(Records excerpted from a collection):
## START

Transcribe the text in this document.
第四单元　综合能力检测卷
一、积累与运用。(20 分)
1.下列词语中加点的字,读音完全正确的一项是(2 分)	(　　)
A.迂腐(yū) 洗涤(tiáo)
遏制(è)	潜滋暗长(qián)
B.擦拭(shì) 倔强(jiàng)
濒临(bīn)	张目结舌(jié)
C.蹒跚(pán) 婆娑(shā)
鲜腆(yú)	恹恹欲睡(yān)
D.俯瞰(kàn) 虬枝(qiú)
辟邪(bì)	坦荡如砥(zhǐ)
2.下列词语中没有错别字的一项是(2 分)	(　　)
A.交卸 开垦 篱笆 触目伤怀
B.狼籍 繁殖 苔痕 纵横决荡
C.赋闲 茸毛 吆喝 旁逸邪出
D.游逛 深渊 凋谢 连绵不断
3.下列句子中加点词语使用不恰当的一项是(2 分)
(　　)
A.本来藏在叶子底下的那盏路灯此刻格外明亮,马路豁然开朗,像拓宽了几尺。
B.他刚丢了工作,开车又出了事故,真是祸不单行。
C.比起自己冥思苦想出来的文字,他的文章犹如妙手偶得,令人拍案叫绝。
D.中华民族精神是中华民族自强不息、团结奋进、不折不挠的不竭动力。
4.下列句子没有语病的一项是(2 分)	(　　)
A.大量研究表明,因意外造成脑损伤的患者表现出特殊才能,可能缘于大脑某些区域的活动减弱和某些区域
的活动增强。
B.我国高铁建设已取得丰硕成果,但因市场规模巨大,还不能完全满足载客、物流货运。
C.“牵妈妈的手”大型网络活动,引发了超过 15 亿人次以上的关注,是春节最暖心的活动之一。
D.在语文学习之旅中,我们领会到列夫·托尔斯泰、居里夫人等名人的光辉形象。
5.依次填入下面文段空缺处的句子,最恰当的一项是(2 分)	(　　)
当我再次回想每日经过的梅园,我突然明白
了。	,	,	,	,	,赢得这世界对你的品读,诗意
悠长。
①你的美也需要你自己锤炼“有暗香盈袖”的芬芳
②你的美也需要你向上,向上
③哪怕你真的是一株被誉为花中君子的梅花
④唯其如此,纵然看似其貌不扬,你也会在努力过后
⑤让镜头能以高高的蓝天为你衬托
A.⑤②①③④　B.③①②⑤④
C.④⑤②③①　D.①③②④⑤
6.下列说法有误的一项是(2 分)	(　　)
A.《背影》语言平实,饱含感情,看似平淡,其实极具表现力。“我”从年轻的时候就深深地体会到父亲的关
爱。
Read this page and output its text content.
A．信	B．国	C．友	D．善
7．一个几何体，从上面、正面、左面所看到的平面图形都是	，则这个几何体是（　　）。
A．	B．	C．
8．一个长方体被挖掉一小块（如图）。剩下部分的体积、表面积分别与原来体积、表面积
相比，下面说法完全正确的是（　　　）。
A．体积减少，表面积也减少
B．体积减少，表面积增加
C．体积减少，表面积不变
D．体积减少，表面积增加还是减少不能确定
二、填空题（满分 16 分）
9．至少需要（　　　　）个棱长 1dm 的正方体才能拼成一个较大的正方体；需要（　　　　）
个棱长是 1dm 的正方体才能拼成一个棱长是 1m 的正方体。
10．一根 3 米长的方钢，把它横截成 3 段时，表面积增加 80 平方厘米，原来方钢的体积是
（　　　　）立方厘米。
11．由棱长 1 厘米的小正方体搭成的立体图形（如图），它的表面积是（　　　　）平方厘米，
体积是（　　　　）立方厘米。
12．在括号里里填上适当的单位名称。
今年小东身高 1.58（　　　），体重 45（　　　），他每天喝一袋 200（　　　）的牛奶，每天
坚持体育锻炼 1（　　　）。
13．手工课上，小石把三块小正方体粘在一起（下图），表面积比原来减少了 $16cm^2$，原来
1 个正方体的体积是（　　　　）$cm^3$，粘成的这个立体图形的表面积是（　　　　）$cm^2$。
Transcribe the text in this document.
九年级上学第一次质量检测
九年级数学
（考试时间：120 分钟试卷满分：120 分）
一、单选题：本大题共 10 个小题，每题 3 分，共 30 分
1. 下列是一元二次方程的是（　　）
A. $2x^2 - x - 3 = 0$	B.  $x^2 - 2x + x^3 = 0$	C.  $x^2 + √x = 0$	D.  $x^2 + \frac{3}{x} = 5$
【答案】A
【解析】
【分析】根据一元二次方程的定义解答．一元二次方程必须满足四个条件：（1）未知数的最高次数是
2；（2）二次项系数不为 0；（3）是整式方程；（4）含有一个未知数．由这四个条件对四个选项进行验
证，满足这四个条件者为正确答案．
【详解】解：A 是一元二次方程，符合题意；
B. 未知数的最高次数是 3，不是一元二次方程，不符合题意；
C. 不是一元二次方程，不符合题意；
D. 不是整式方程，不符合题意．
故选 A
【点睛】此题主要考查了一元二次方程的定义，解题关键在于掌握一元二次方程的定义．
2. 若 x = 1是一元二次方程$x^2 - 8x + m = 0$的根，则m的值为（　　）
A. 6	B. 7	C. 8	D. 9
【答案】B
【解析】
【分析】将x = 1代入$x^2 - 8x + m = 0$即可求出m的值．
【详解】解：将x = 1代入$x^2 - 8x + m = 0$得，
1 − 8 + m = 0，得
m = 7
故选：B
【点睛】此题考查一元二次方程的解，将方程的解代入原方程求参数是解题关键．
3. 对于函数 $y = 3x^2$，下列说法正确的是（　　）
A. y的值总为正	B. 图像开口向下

## END

Print the listing above in its entirety, with every line exact.

Transcribe the text in this document.
第四单元　综合能力检测卷
一、积累与运用。(20 分)
1.下列词语中加点的字,读音完全正确的一项是(2 分)	(　　)
A.迂腐(yū) 洗涤(tiáo)
遏制(è)	潜滋暗长(qián)
B.擦拭(shì) 倔强(jiàng)
濒临(bīn)	张目结舌(jié)
C.蹒跚(pán) 婆娑(shā)
鲜腆(yú)	恹恹欲睡(yān)
D.俯瞰(kàn) 虬枝(qiú)
辟邪(bì)	坦荡如砥(zhǐ)
2.下列词语中没有错别字的一项是(2 分)	(　　)
A.交卸 开垦 篱笆 触目伤怀
B.狼籍 繁殖 苔痕 纵横决荡
C.赋闲 茸毛 吆喝 旁逸邪出
D.游逛 深渊 凋谢 连绵不断
3.下列句子中加点词语使用不恰当的一项是(2 分)
(　　)
A.本来藏在叶子底下的那盏路灯此刻格外明亮,马路豁然开朗,像拓宽了几尺。
B.他刚丢了工作,开车又出了事故,真是祸不单行。
C.比起自己冥思苦想出来的文字,他的文章犹如妙手偶得,令人拍案叫绝。
D.中华民族精神是中华民族自强不息、团结奋进、不折不挠的不竭动力。
4.下列句子没有语病的一项是(2 分)	(　　)
A.大量研究表明,因意外造成脑损伤的患者表现出特殊才能,可能缘于大脑某些区域的活动减弱和某些区域
的活动增强。
B.我国高铁建设已取得丰硕成果,但因市场规模巨大,还不能完全满足载客、物流货运。
C.“牵妈妈的手”大型网络活动,引发了超过 15 亿人次以上的关注,是春节最暖心的活动之一。
D.在语文学习之旅中,我们领会到列夫·托尔斯泰、居里夫人等名人的光辉形象。
5.依次填入下面文段空缺处的句子,最恰当的一项是(2 分)	(　　)
当我再次回想每日经过的梅园,我突然明白
了。	,	,	,	,	,赢得这世界对你的品读,诗意
悠长。
①你的美也需要你自己锤炼“有暗香盈袖”的芬芳
②你的美也需要你向上,向上
③哪怕你真的是一株被誉为花中君子的梅花
④唯其如此,纵然看似其貌不扬,你也会在努力过后
⑤让镜头能以高高的蓝天为你衬托
A.⑤②①③④　B.③①②⑤④
C.④⑤②③①　D.①③②④⑤
6.下列说法有误的一项是(2 分)	(　　)
A.《背影》语言平实,饱含感情,看似平淡,其实极具表现力。“我”从年轻的时候就深深地体会到父亲的关
爱。
Read this page and output its text content.
A．信	B．国	C．友	D．善
7．一个几何体，从上面、正面、左面所看到的平面图形都是	，则这个几何体是（　　）。
A．	B．	C．
8．一个长方体被挖掉一小块（如图）。剩下部分的体积、表面积分别与原来体积、表面积
相比，下面说法完全正确的是（　　　）。
A．体积减少，表面积也减少
B．体积减少，表面积增加
C．体积减少，表面积不变
D．体积减少，表面积增加还是减少不能确定
二、填空题（满分 16 分）
9．至少需要（　　　　）个棱长 1dm 的正方体才能拼成一个较大的正方体；需要（　　　　）
个棱长是 1dm 的正方体才能拼成一个棱长是 1m 的正方体。
10．一根 3 米长的方钢，把它横截成 3 段时，表面积增加 80 平方厘米，原来方钢的体积是
（　　　　）立方厘米。
11．由棱长 1 厘米的小正方体搭成的立体图形（如图），它的表面积是（　　　　）平方厘米，
体积是（　　　　）立方厘米。
12．在括号里里填上适当的单位名称。
今年小东身高 1.58（　　　），体重 45（　　　），他每天喝一袋 200（　　　）的牛奶，每天
坚持体育锻炼 1（　　　）。
13．手工课上，小石把三块小正方体粘在一起（下图），表面积比原来减少了 $16cm^2$，原来
1 个正方体的体积是（　　　　）$cm^3$，粘成的这个立体图形的表面积是（　　　　）$cm^2$。
Transcribe the text in this document.
九年级上学第一次质量检测
九年级数学
（考试时间：120 分钟试卷满分：120 分）
一、单选题：本大题共 10 个小题，每题 3 分，共 30 分
1. 下列是一元二次方程的是（　　）
A. $2x^2 - x - 3 = 0$	B.  $x^2 - 2x + x^3 = 0$	C.  $x^2 + √x = 0$	D.  $x^2 + \frac{3}{x} = 5$
【答案】A
【解析】
【分析】根据一元二次方程的定义解答．一元二次方程必须满足四个条件：（1）未知数的最高次数是
2；（2）二次项系数不为 0；（3）是整式方程；（4）含有一个未知数．由这四个条件对四个选项进行验
证，满足这四个条件者为正确答案．
【详解】解：A 是一元二次方程，符合题意；
B. 未知数的最高次数是 3，不是一元二次方程，不符合题意；
C. 不是一元二次方程，不符合题意；
D. 不是整式方程，不符合题意．
故选 A
【点睛】此题主要考查了一元二次方程的定义，解题关键在于掌握一元二次方程的定义．
2. 若 x = 1是一元二次方程$x^2 - 8x + m = 0$的根，则m的值为（　　）
A. 6	B. 7	C. 8	D. 9
【答案】B
【解析】
【分析】将x = 1代入$x^2 - 8x + m = 0$即可求出m的值．
【详解】解：将x = 1代入$x^2 - 8x + m = 0$得，
1 − 8 + m = 0，得
m = 7
故选：B
【点睛】此题考查一元二次方程的解，将方程的解代入原方程求参数是解题关键．
3. 对于函数 $y = 3x^2$，下列说法正确的是（　　）
A. y的值总为正	B. 图像开口向下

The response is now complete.